─── RECORD EXCERPTS ───

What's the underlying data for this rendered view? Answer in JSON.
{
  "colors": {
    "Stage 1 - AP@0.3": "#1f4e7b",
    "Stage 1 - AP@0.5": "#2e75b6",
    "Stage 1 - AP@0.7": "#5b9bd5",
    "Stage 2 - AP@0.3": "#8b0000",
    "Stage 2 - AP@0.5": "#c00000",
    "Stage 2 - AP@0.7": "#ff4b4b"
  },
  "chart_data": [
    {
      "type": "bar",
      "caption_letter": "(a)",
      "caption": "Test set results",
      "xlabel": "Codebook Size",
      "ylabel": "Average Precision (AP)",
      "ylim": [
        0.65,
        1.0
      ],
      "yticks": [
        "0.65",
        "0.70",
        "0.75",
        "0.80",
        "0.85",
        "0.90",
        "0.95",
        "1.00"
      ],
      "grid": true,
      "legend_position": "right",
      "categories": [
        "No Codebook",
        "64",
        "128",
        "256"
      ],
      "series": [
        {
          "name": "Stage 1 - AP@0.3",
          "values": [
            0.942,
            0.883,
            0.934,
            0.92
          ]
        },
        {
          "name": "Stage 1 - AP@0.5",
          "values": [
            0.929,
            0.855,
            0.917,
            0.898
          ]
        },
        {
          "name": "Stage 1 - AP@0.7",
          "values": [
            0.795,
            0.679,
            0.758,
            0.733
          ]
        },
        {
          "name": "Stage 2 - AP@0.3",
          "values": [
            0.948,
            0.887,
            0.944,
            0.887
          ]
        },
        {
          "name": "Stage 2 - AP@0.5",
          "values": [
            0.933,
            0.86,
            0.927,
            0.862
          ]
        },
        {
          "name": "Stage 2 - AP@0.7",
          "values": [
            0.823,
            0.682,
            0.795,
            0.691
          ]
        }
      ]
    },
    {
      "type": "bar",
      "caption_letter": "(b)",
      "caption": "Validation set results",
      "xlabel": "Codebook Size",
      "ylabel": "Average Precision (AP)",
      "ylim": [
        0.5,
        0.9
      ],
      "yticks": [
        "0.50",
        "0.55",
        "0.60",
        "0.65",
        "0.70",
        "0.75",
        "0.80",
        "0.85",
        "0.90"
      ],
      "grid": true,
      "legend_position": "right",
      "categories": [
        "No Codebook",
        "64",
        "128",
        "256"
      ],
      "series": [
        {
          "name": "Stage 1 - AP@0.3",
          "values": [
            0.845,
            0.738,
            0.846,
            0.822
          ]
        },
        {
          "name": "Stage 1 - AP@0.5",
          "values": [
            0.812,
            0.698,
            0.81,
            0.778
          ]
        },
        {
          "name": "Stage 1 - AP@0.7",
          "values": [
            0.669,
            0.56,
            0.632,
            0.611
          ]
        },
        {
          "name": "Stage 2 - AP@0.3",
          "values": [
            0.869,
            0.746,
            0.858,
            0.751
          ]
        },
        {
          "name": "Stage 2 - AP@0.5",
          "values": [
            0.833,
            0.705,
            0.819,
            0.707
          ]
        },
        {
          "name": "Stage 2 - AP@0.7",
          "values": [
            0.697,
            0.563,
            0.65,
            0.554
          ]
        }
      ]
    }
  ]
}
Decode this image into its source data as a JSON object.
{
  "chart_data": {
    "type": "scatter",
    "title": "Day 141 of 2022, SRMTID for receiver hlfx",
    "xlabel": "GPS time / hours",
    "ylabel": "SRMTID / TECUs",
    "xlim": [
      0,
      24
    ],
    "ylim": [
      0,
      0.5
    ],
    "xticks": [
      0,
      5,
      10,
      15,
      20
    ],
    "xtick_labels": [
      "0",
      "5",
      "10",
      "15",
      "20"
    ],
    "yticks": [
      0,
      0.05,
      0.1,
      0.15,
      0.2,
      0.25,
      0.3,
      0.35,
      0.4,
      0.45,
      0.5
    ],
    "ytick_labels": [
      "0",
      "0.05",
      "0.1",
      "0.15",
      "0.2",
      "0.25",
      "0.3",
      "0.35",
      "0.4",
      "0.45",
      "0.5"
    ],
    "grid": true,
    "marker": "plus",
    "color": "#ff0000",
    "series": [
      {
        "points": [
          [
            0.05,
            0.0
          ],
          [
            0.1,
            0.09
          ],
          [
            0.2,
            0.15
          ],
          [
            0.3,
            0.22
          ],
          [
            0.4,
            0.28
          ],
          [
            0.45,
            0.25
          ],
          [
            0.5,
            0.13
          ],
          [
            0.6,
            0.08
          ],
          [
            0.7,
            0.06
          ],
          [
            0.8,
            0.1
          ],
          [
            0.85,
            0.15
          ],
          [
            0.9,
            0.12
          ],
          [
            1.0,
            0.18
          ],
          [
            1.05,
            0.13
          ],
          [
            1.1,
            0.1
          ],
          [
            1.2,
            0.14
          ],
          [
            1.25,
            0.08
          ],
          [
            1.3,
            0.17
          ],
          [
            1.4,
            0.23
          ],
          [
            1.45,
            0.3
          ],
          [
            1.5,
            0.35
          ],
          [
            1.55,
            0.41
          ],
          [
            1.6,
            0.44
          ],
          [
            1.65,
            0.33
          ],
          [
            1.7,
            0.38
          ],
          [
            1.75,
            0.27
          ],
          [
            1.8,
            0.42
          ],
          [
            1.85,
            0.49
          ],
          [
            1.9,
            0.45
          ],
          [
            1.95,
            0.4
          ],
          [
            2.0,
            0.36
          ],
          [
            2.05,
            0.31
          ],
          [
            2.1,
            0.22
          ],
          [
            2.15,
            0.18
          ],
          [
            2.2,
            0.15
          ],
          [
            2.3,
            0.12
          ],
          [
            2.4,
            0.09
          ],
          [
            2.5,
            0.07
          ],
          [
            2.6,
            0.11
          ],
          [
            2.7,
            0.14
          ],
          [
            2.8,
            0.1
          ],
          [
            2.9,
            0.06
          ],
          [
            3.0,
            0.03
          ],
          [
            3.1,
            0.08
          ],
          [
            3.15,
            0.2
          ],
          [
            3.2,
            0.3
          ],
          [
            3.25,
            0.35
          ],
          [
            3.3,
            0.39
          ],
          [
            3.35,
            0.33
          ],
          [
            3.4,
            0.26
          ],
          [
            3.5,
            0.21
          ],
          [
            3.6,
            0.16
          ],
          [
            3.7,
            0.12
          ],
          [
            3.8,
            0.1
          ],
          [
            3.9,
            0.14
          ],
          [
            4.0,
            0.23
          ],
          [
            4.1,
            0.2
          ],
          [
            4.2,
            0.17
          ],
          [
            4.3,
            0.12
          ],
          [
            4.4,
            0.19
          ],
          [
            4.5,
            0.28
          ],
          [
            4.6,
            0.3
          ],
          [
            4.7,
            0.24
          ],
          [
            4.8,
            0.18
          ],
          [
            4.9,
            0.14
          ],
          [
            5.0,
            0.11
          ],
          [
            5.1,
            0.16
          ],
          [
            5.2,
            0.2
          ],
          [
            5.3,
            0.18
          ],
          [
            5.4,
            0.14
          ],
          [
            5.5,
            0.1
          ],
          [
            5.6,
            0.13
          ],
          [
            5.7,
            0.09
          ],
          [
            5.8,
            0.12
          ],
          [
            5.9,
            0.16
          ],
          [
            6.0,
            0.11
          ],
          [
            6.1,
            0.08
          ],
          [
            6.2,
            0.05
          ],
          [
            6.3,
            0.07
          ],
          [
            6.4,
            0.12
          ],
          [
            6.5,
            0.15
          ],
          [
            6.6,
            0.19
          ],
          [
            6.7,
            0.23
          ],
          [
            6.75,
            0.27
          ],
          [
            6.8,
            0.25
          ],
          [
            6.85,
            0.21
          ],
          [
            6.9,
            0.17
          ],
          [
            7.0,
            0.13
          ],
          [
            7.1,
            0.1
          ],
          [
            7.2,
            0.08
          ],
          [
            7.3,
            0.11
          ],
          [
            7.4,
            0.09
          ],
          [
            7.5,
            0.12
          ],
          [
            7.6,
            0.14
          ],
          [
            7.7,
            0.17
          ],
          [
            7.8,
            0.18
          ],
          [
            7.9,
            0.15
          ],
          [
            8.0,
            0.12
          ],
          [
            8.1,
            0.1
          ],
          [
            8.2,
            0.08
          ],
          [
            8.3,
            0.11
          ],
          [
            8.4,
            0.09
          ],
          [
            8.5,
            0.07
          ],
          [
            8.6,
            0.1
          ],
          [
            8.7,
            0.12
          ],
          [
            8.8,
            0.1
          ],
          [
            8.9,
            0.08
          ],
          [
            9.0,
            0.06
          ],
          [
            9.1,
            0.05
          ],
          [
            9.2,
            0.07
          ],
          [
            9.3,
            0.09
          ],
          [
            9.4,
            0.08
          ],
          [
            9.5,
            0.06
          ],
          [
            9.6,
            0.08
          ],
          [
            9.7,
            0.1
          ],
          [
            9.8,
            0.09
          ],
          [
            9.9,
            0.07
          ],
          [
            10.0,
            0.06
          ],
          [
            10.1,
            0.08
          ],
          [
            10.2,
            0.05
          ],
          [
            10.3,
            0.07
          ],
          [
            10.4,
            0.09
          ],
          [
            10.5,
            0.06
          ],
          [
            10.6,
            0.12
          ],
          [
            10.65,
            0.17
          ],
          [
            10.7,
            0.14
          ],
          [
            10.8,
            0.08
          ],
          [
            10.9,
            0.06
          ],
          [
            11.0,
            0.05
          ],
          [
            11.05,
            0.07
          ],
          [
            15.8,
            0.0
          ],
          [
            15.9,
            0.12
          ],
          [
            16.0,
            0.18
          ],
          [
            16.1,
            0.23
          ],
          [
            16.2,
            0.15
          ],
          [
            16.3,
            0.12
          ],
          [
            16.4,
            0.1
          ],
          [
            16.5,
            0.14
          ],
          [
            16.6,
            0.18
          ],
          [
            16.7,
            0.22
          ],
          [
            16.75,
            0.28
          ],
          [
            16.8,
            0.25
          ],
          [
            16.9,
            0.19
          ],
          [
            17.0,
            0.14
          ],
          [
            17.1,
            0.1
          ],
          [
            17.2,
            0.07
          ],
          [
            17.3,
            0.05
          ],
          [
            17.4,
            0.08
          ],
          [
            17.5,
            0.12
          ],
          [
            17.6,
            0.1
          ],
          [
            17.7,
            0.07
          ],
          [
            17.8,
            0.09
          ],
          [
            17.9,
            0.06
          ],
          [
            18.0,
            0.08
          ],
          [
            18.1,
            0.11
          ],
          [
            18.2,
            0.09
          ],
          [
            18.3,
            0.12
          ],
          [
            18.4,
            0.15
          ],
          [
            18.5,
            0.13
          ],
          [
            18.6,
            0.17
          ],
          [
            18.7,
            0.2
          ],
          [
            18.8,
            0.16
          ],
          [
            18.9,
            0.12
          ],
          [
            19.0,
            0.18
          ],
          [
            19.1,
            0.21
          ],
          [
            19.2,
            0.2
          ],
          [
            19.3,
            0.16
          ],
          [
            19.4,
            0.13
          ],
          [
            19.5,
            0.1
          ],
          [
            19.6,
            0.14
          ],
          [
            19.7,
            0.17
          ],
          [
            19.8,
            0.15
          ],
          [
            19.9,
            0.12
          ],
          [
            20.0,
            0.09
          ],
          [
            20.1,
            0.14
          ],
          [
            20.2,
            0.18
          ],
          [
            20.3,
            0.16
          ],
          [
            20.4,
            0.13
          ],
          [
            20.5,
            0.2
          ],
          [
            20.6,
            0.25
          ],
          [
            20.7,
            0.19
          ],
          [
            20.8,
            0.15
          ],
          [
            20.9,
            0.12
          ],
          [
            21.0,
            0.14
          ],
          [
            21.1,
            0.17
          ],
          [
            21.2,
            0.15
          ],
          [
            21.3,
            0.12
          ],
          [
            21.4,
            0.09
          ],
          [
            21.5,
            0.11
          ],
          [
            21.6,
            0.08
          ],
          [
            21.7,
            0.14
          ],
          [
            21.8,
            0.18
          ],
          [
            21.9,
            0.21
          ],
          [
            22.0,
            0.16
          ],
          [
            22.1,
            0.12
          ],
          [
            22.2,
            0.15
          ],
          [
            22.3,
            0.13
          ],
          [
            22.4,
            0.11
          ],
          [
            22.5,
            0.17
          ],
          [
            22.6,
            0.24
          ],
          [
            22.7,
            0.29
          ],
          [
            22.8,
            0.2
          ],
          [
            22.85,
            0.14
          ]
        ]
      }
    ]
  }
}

───

## [WHAT IS REQUIRED]
From the listing above, pick out each line where the word "results" appears.

## [RESULT]
      "caption": "Test set results",
      "caption": "Validation set results",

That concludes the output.